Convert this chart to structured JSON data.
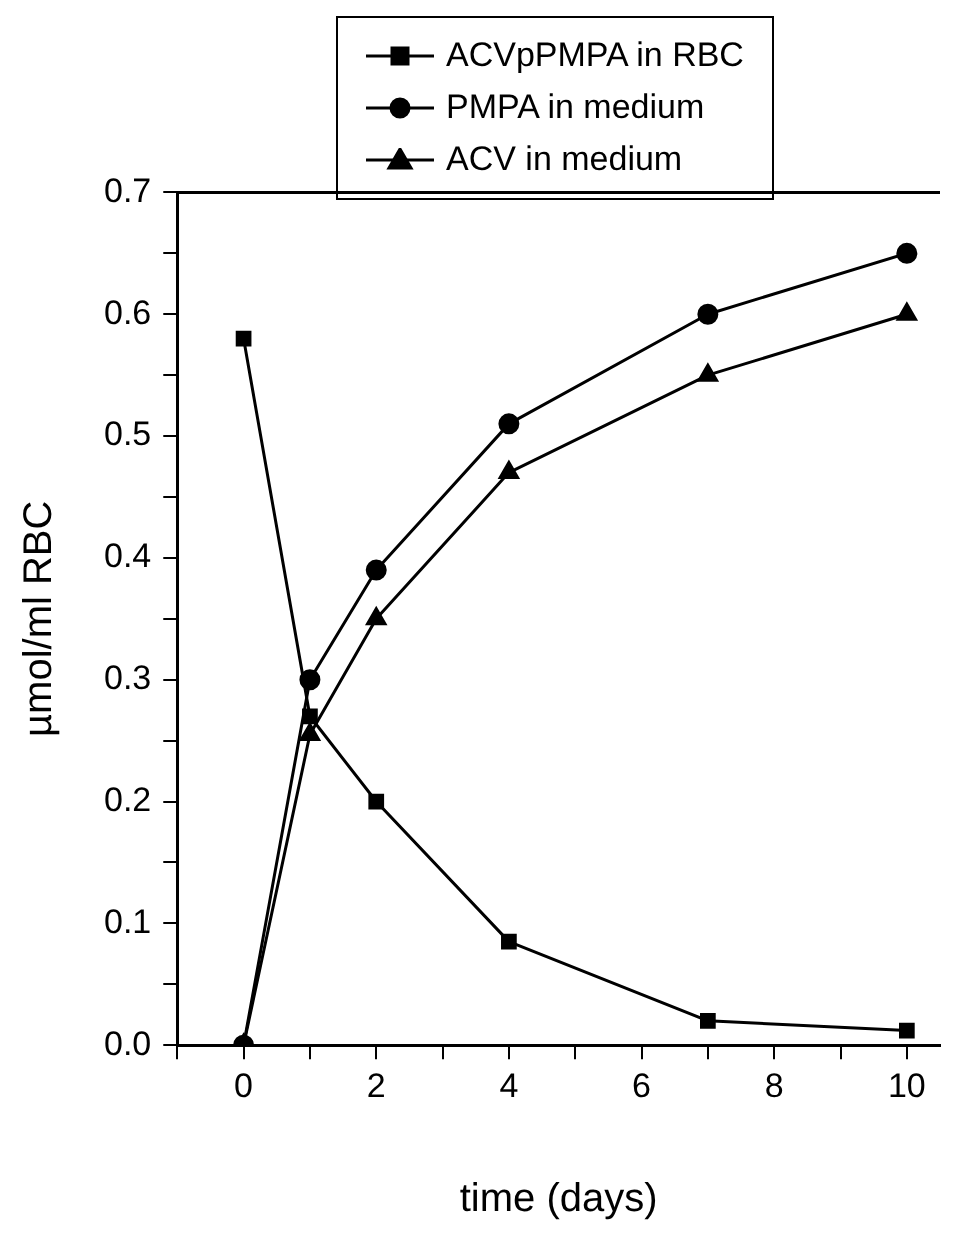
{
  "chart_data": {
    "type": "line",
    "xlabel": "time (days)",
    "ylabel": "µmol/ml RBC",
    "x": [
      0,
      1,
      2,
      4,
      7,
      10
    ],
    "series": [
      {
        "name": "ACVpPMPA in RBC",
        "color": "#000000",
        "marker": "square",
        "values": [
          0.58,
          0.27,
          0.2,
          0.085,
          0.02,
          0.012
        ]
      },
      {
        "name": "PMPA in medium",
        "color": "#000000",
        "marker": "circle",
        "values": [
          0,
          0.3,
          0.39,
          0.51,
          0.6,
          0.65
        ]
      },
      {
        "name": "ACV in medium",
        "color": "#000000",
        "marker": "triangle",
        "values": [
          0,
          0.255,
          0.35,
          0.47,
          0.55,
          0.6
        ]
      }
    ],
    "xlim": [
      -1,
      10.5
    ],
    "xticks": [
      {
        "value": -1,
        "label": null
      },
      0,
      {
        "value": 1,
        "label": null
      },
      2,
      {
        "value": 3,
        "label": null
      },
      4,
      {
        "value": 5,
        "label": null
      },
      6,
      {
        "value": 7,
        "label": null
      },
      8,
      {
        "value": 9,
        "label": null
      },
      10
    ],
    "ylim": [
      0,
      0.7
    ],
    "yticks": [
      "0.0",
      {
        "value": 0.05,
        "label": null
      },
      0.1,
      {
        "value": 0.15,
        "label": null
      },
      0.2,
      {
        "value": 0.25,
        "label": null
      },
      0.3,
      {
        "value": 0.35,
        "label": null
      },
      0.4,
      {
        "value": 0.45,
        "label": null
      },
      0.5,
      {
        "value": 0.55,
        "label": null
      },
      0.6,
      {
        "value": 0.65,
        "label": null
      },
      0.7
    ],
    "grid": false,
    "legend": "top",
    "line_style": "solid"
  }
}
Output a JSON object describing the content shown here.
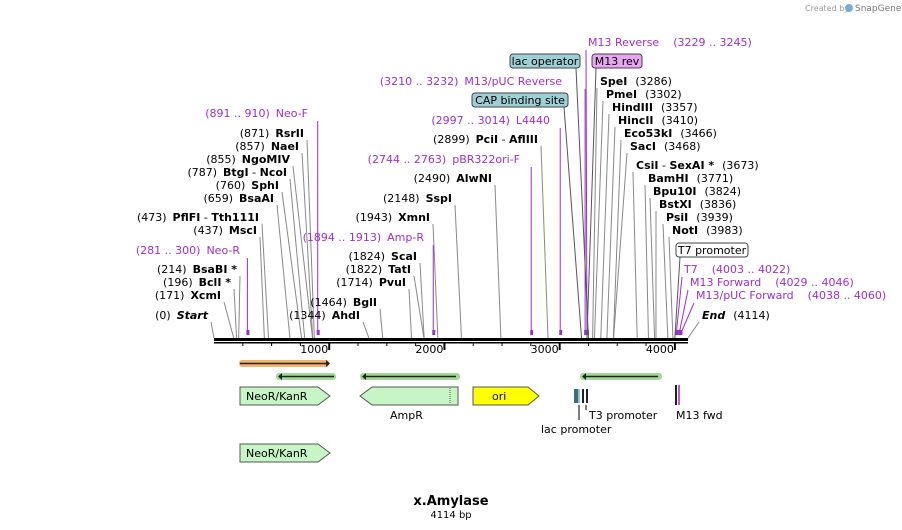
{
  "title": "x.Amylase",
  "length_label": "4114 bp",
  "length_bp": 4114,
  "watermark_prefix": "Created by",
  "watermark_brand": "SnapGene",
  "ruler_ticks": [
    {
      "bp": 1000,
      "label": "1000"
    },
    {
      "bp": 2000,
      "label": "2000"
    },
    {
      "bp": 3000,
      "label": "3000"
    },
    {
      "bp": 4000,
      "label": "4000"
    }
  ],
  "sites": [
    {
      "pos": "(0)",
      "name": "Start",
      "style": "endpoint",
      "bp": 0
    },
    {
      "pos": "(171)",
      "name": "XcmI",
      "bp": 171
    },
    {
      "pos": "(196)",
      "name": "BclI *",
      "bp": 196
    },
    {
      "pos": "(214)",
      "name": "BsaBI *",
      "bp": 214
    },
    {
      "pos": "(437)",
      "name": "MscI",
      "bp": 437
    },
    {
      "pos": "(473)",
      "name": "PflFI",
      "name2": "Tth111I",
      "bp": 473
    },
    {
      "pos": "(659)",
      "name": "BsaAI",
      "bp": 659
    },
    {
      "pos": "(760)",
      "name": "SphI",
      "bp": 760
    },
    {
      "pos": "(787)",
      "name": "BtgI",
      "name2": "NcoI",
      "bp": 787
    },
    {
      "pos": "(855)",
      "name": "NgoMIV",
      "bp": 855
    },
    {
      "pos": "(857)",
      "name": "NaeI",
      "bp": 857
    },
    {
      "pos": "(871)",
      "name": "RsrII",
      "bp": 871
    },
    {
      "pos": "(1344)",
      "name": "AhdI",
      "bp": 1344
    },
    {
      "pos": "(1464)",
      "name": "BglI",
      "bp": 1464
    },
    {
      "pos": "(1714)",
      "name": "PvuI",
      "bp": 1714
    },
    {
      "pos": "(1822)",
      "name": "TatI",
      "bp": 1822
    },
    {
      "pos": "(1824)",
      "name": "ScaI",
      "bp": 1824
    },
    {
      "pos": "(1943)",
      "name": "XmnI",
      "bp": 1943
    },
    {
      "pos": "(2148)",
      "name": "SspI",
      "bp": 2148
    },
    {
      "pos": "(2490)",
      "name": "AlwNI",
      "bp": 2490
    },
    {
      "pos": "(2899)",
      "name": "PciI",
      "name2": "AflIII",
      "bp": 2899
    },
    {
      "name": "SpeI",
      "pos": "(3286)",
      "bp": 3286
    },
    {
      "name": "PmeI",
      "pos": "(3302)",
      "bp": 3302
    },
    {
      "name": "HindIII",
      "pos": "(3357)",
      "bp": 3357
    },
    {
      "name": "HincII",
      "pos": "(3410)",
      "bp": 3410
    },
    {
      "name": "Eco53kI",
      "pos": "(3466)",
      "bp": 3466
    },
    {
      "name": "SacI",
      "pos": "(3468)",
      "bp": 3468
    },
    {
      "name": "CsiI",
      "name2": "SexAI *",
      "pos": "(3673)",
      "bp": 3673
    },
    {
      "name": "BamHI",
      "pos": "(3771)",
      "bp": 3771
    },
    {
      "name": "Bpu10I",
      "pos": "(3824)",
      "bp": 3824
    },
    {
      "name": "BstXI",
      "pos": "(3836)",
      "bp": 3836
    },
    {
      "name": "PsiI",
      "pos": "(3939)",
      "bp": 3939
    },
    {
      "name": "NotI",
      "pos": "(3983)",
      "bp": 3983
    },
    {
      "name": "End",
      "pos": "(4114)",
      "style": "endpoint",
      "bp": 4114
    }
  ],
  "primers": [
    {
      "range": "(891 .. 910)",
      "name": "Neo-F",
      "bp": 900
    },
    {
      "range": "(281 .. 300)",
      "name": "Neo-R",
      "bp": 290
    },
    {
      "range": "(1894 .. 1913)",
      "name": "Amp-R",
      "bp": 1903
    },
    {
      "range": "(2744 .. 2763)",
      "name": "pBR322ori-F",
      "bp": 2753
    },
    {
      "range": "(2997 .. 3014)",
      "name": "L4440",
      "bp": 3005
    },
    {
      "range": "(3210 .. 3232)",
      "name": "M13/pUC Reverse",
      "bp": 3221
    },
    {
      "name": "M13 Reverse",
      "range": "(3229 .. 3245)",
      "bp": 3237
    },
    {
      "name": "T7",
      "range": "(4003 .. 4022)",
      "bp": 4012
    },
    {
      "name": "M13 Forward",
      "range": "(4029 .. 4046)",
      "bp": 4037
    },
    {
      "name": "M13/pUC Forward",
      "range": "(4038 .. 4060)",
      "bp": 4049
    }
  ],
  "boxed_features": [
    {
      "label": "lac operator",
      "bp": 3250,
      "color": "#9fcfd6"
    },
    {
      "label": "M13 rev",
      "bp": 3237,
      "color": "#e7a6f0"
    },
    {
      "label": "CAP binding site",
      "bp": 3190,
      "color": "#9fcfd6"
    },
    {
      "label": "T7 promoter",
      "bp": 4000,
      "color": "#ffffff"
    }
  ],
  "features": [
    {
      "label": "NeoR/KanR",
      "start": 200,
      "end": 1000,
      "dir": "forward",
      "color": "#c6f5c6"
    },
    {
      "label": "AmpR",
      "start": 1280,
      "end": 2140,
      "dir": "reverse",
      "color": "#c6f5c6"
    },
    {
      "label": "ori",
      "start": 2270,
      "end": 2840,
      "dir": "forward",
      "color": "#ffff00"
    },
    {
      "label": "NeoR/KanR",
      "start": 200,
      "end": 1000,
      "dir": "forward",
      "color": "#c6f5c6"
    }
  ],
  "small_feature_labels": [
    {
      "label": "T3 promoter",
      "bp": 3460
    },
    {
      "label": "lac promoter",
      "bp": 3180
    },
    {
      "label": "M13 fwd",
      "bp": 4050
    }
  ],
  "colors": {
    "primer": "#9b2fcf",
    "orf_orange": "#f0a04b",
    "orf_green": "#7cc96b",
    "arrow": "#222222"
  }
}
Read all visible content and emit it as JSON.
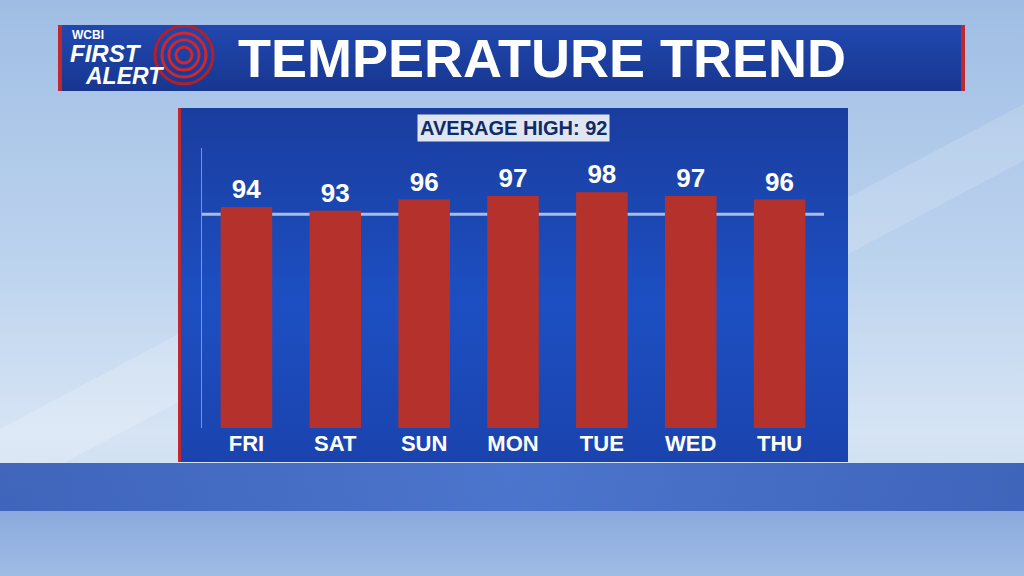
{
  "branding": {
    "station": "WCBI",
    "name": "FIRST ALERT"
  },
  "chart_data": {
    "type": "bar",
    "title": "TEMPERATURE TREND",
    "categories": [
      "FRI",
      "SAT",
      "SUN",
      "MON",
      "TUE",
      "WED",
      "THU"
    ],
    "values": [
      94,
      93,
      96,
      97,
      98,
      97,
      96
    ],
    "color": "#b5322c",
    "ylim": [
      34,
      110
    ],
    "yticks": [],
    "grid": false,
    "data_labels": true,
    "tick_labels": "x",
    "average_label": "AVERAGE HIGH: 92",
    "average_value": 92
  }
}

*SET TASK*. From the listing above, find the number of lines with the word "promoter" in them. Answer with the number only.

*TASK OUTPUT*. 3